§ **Work to be completed**: Give the listing below again in full, exactly as written.

§ **Input records**:
------------

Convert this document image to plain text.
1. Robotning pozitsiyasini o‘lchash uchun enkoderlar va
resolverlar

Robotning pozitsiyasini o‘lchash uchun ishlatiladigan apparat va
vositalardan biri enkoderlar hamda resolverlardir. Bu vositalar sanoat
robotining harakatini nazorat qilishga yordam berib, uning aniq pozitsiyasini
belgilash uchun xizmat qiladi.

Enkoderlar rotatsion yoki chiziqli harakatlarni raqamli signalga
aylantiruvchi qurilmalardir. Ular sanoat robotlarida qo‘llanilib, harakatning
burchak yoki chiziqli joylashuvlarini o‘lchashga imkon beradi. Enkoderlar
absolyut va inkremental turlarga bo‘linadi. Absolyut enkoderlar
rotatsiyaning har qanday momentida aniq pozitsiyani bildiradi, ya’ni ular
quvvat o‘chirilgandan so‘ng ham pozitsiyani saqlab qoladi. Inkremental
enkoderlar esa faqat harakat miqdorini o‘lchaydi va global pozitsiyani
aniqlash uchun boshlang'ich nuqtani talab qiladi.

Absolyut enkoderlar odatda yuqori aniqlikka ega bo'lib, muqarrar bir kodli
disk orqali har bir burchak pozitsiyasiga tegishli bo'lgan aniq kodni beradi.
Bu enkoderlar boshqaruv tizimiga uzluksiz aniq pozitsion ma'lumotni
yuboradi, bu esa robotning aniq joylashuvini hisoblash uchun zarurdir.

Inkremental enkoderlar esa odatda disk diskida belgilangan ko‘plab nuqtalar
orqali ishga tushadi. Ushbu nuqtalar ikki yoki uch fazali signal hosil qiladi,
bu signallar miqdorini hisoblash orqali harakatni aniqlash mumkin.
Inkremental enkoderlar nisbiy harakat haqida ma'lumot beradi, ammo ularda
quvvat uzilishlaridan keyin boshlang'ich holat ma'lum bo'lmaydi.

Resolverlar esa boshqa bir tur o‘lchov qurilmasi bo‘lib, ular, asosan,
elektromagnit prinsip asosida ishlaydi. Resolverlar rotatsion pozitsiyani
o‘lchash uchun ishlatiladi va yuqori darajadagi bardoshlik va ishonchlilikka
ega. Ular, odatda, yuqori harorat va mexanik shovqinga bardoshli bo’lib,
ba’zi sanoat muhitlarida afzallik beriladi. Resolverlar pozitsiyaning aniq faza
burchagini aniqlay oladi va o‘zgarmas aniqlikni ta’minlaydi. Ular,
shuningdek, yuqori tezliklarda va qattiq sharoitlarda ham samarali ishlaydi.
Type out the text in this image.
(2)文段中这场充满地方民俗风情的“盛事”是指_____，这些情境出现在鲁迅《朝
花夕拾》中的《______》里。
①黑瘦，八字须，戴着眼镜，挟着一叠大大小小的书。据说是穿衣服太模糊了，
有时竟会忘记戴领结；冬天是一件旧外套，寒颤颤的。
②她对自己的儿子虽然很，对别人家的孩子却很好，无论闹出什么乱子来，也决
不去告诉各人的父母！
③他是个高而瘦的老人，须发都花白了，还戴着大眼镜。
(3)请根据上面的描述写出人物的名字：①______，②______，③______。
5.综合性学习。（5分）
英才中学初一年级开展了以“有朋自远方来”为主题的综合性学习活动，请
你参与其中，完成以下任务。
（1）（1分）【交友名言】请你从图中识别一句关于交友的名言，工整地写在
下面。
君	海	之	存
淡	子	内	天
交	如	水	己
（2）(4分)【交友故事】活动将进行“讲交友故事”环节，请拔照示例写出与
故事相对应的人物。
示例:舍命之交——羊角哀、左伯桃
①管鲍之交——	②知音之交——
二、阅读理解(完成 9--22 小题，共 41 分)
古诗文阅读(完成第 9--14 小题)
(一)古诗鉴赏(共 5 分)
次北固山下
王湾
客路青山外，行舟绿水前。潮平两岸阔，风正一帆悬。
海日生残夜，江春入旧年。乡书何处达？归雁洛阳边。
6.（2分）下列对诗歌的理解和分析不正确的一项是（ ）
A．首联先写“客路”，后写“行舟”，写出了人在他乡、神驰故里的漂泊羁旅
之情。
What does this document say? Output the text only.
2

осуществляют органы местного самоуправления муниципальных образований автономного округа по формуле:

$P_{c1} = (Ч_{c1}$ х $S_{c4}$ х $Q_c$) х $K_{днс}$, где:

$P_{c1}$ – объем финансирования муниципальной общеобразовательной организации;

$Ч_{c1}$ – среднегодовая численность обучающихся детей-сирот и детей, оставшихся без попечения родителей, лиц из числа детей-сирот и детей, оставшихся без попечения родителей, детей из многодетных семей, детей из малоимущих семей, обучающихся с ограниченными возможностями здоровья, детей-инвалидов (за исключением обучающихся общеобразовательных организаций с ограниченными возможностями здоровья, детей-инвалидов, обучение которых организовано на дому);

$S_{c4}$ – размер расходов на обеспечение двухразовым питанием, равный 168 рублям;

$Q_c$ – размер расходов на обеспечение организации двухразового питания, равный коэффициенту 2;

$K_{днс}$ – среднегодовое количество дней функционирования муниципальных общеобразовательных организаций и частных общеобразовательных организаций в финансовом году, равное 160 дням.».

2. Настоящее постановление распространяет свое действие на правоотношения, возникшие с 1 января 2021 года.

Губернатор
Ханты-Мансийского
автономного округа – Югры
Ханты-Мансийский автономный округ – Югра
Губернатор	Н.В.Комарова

------------

§ **Response to this exercise**:
Convert this document image to plain text.
1. Robotning pozitsiyasini o‘lchash uchun enkoderlar va
resolverlar

Robotning pozitsiyasini o‘lchash uchun ishlatiladigan apparat va
vositalardan biri enkoderlar hamda resolverlardir. Bu vositalar sanoat
robotining harakatini nazorat qilishga yordam berib, uning aniq pozitsiyasini
belgilash uchun xizmat qiladi.

Enkoderlar rotatsion yoki chiziqli harakatlarni raqamli signalga
aylantiruvchi qurilmalardir. Ular sanoat robotlarida qo‘llanilib, harakatning
burchak yoki chiziqli joylashuvlarini o‘lchashga imkon beradi. Enkoderlar
absolyut va inkremental turlarga bo‘linadi. Absolyut enkoderlar
rotatsiyaning har qanday momentida aniq pozitsiyani bildiradi, ya’ni ular
quvvat o‘chirilgandan so‘ng ham pozitsiyani saqlab qoladi. Inkremental
enkoderlar esa faqat harakat miqdorini o‘lchaydi va global pozitsiyani
aniqlash uchun boshlang'ich nuqtani talab qiladi.

Absolyut enkoderlar odatda yuqori aniqlikka ega bo'lib, muqarrar bir kodli
disk orqali har bir burchak pozitsiyasiga tegishli bo'lgan aniq kodni beradi.
Bu enkoderlar boshqaruv tizimiga uzluksiz aniq pozitsion ma'lumotni
yuboradi, bu esa robotning aniq joylashuvini hisoblash uchun zarurdir.

Inkremental enkoderlar esa odatda disk diskida belgilangan ko‘plab nuqtalar
orqali ishga tushadi. Ushbu nuqtalar ikki yoki uch fazali signal hosil qiladi,
bu signallar miqdorini hisoblash orqali harakatni aniqlash mumkin.
Inkremental enkoderlar nisbiy harakat haqida ma'lumot beradi, ammo ularda
quvvat uzilishlaridan keyin boshlang'ich holat ma'lum bo'lmaydi.

Resolverlar esa boshqa bir tur o‘lchov qurilmasi bo‘lib, ular, asosan,
elektromagnit prinsip asosida ishlaydi. Resolverlar rotatsion pozitsiyani
o‘lchash uchun ishlatiladi va yuqori darajadagi bardoshlik va ishonchlilikka
ega. Ular, odatda, yuqori harorat va mexanik shovqinga bardoshli bo’lib,
ba’zi sanoat muhitlarida afzallik beriladi. Resolverlar pozitsiyaning aniq faza
burchagini aniqlay oladi va o‘zgarmas aniqlikni ta’minlaydi. Ular,
shuningdek, yuqori tezliklarda va qattiq sharoitlarda ham samarali ishlaydi.
Type out the text in this image.
(2)文段中这场充满地方民俗风情的“盛事”是指_____，这些情境出现在鲁迅《朝
花夕拾》中的《______》里。
①黑瘦，八字须，戴着眼镜，挟着一叠大大小小的书。据说是穿衣服太模糊了，
有时竟会忘记戴领结；冬天是一件旧外套，寒颤颤的。
②她对自己的儿子虽然很，对别人家的孩子却很好，无论闹出什么乱子来，也决
不去告诉各人的父母！
③他是个高而瘦的老人，须发都花白了，还戴着大眼镜。
(3)请根据上面的描述写出人物的名字：①______，②______，③______。
5.综合性学习。（5分）
英才中学初一年级开展了以“有朋自远方来”为主题的综合性学习活动，请
你参与其中，完成以下任务。
（1）（1分）【交友名言】请你从图中识别一句关于交友的名言，工整地写在
下面。
君	海	之	存
淡	子	内	天
交	如	水	己
（2）(4分)【交友故事】活动将进行“讲交友故事”环节，请拔照示例写出与
故事相对应的人物。
示例:舍命之交——羊角哀、左伯桃
①管鲍之交——	②知音之交——
二、阅读理解(完成 9--22 小题，共 41 分)
古诗文阅读(完成第 9--14 小题)
(一)古诗鉴赏(共 5 分)
次北固山下
王湾
客路青山外，行舟绿水前。潮平两岸阔，风正一帆悬。
海日生残夜，江春入旧年。乡书何处达？归雁洛阳边。
6.（2分）下列对诗歌的理解和分析不正确的一项是（ ）
A．首联先写“客路”，后写“行舟”，写出了人在他乡、神驰故里的漂泊羁旅
之情。
What does this document say? Output the text only.
2

осуществляют органы местного самоуправления муниципальных образований автономного округа по формуле:

$P_{c1} = (Ч_{c1}$ х $S_{c4}$ х $Q_c$) х $K_{днс}$, где:

$P_{c1}$ – объем финансирования муниципальной общеобразовательной организации;

$Ч_{c1}$ – среднегодовая численность обучающихся детей-сирот и детей, оставшихся без попечения родителей, лиц из числа детей-сирот и детей, оставшихся без попечения родителей, детей из многодетных семей, детей из малоимущих семей, обучающихся с ограниченными возможностями здоровья, детей-инвалидов (за исключением обучающихся общеобразовательных организаций с ограниченными возможностями здоровья, детей-инвалидов, обучение которых организовано на дому);

$S_{c4}$ – размер расходов на обеспечение двухразовым питанием, равный 168 рублям;

$Q_c$ – размер расходов на обеспечение организации двухразового питания, равный коэффициенту 2;

$K_{днс}$ – среднегодовое количество дней функционирования муниципальных общеобразовательных организаций и частных общеобразовательных организаций в финансовом году, равное 160 дням.».

2. Настоящее постановление распространяет свое действие на правоотношения, возникшие с 1 января 2021 года.

Губернатор
Ханты-Мансийского
автономного округа – Югры
Ханты-Мансийский автономный округ – Югра
Губернатор	Н.В.Комарова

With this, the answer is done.